Stated task
Repeat, exactly and in full, the lines of the listing below, but without any pictures.

(Figure content listings)
- - - -

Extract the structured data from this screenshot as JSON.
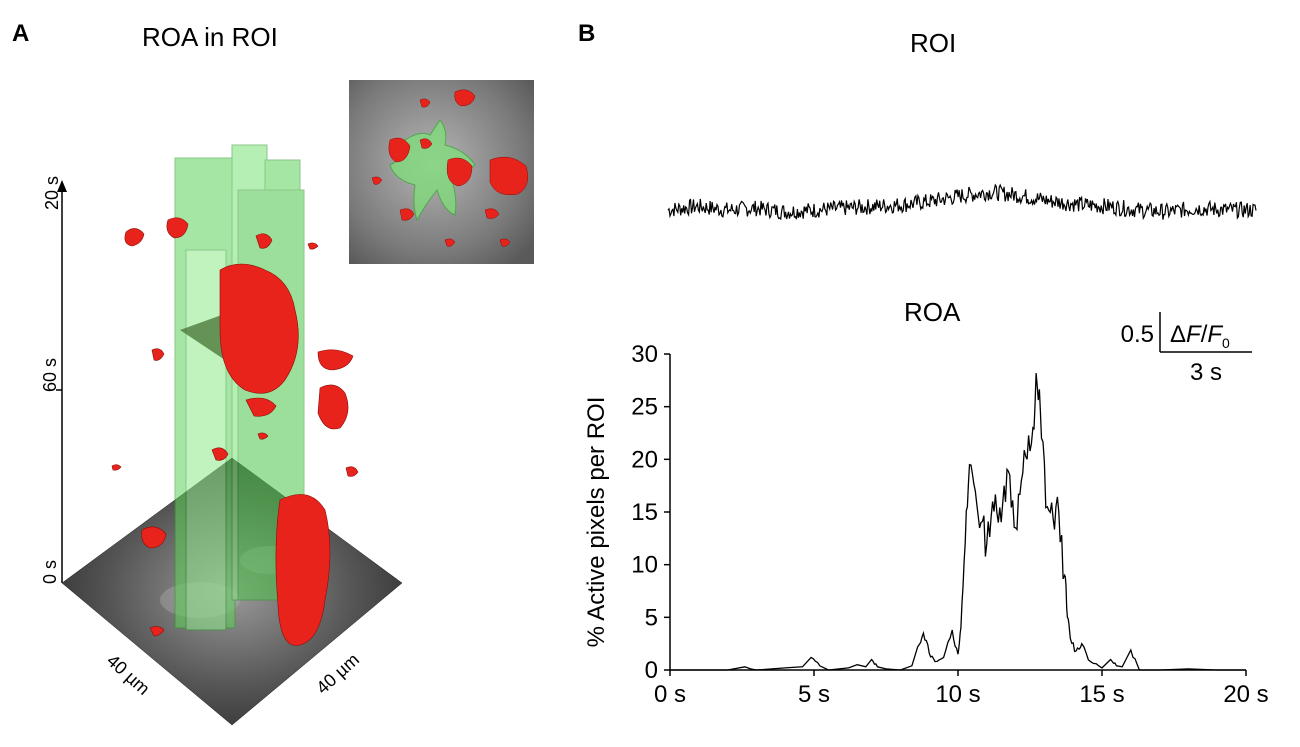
{
  "figure": {
    "panel_a": {
      "letter": "A",
      "title": "ROA in ROI",
      "time_axis_ticks": [
        "20 s",
        "60 s",
        "0 s"
      ],
      "dim_labels": [
        "40 µm",
        "40 µm"
      ],
      "colors": {
        "roi": "#7fe07a",
        "roa": "#e8231c",
        "background": "#6a6a6a"
      }
    },
    "panel_b": {
      "letter": "B",
      "trace_title": "ROI",
      "roa_title": "ROA",
      "scalebar": {
        "value": "0.5",
        "unit_delta": "Δ",
        "unit_f": "F",
        "unit_sep": "/",
        "unit_f0": "F",
        "unit_sub": "0",
        "time": "3 s"
      }
    }
  },
  "chart_data": [
    {
      "type": "line",
      "title": "ROI",
      "description_of_series": "dF/F0 trace (noisy, roughly flat with slight rise near 10-12 s)",
      "x": [
        0,
        1,
        2,
        3,
        4,
        5,
        6,
        7,
        8,
        9,
        10,
        11,
        12,
        13,
        14,
        15,
        16,
        17,
        18,
        19,
        20
      ],
      "y": [
        0.0,
        0.02,
        0.0,
        0.01,
        -0.01,
        0.0,
        0.01,
        0.02,
        0.03,
        0.05,
        0.08,
        0.1,
        0.08,
        0.05,
        0.03,
        0.02,
        0.0,
        -0.01,
        0.01,
        0.0,
        0.0
      ]
    },
    {
      "type": "line",
      "title": "ROA",
      "ylabel": "% Active pixels per ROI",
      "xlabel": "",
      "ylim": [
        0,
        30
      ],
      "yticks": [
        0,
        5,
        10,
        15,
        20,
        25,
        30
      ],
      "xlim": [
        0,
        20
      ],
      "xticks": [
        "0 s",
        "5 s",
        "10 s",
        "15 s",
        "20 s"
      ],
      "x": [
        0,
        1,
        2,
        2.6,
        2.8,
        3,
        4,
        4.6,
        4.9,
        5.2,
        5.5,
        6.2,
        6.5,
        6.8,
        7.0,
        7.2,
        7.5,
        8.0,
        8.4,
        8.6,
        8.8,
        9.0,
        9.2,
        9.5,
        9.8,
        10.0,
        10.1,
        10.25,
        10.4,
        10.6,
        10.8,
        11.0,
        11.2,
        11.4,
        11.6,
        11.8,
        12.0,
        12.2,
        12.4,
        12.6,
        12.75,
        12.9,
        13.1,
        13.3,
        13.5,
        13.7,
        13.8,
        13.9,
        14.1,
        14.3,
        14.6,
        15.0,
        15.3,
        15.5,
        15.7,
        16.0,
        16.3,
        17.0,
        18.0,
        19.0,
        20.0
      ],
      "y": [
        0,
        0,
        0,
        0.3,
        0.1,
        0,
        0.2,
        0.3,
        1.2,
        0.4,
        0,
        0.2,
        0.5,
        0.3,
        1.0,
        0.3,
        0.1,
        0,
        0.4,
        2.2,
        3.5,
        1.6,
        0.8,
        1.2,
        3.8,
        1.5,
        4.0,
        12.0,
        19.5,
        17.0,
        14.0,
        12.0,
        16.0,
        14.0,
        17.5,
        18.5,
        13.5,
        18.0,
        20.0,
        23.0,
        27.0,
        22.0,
        15.5,
        14.5,
        15.0,
        9.0,
        5.0,
        3.0,
        1.8,
        2.5,
        0.8,
        0.2,
        1.0,
        0.4,
        0.3,
        1.9,
        0,
        0,
        0.1,
        0,
        0
      ]
    }
  ]
}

- - - -

The solution
Extract the structured data from this screenshot as JSON.
{
  "figure": {
    "panel_a": {
      "letter": "A",
      "title": "ROA in ROI",
      "time_axis_ticks": [
        "20 s",
        "60 s",
        "0 s"
      ],
      "dim_labels": [
        "40 µm",
        "40 µm"
      ],
      "colors": {
        "roi": "#7fe07a",
        "roa": "#e8231c",
        "background": "#6a6a6a"
      }
    },
    "panel_b": {
      "letter": "B",
      "trace_title": "ROI",
      "roa_title": "ROA",
      "scalebar": {
        "value": "0.5",
        "unit_delta": "Δ",
        "unit_f": "F",
        "unit_sep": "/",
        "unit_f0": "F",
        "unit_sub": "0",
        "time": "3 s"
      }
    }
  },
  "chart_data": [
    {
      "type": "line",
      "title": "ROI",
      "description_of_series": "dF/F0 trace (noisy, roughly flat with slight rise near 10-12 s)",
      "x": [
        0,
        1,
        2,
        3,
        4,
        5,
        6,
        7,
        8,
        9,
        10,
        11,
        12,
        13,
        14,
        15,
        16,
        17,
        18,
        19,
        20
      ],
      "y": [
        0.0,
        0.02,
        0.0,
        0.01,
        -0.01,
        0.0,
        0.01,
        0.02,
        0.03,
        0.05,
        0.08,
        0.1,
        0.08,
        0.05,
        0.03,
        0.02,
        0.0,
        -0.01,
        0.01,
        0.0,
        0.0
      ]
    },
    {
      "type": "line",
      "title": "ROA",
      "ylabel": "% Active pixels per ROI",
      "xlabel": "",
      "ylim": [
        0,
        30
      ],
      "yticks": [
        0,
        5,
        10,
        15,
        20,
        25,
        30
      ],
      "xlim": [
        0,
        20
      ],
      "xticks": [
        "0 s",
        "5 s",
        "10 s",
        "15 s",
        "20 s"
      ],
      "x": [
        0,
        1,
        2,
        2.6,
        2.8,
        3,
        4,
        4.6,
        4.9,
        5.2,
        5.5,
        6.2,
        6.5,
        6.8,
        7.0,
        7.2,
        7.5,
        8.0,
        8.4,
        8.6,
        8.8,
        9.0,
        9.2,
        9.5,
        9.8,
        10.0,
        10.1,
        10.25,
        10.4,
        10.6,
        10.8,
        11.0,
        11.2,
        11.4,
        11.6,
        11.8,
        12.0,
        12.2,
        12.4,
        12.6,
        12.75,
        12.9,
        13.1,
        13.3,
        13.5,
        13.7,
        13.8,
        13.9,
        14.1,
        14.3,
        14.6,
        15.0,
        15.3,
        15.5,
        15.7,
        16.0,
        16.3,
        17.0,
        18.0,
        19.0,
        20.0
      ],
      "y": [
        0,
        0,
        0,
        0.3,
        0.1,
        0,
        0.2,
        0.3,
        1.2,
        0.4,
        0,
        0.2,
        0.5,
        0.3,
        1.0,
        0.3,
        0.1,
        0,
        0.4,
        2.2,
        3.5,
        1.6,
        0.8,
        1.2,
        3.8,
        1.5,
        4.0,
        12.0,
        19.5,
        17.0,
        14.0,
        12.0,
        16.0,
        14.0,
        17.5,
        18.5,
        13.5,
        18.0,
        20.0,
        23.0,
        27.0,
        22.0,
        15.5,
        14.5,
        15.0,
        9.0,
        5.0,
        3.0,
        1.8,
        2.5,
        0.8,
        0.2,
        1.0,
        0.4,
        0.3,
        1.9,
        0,
        0,
        0.1,
        0,
        0
      ]
    }
  ]
}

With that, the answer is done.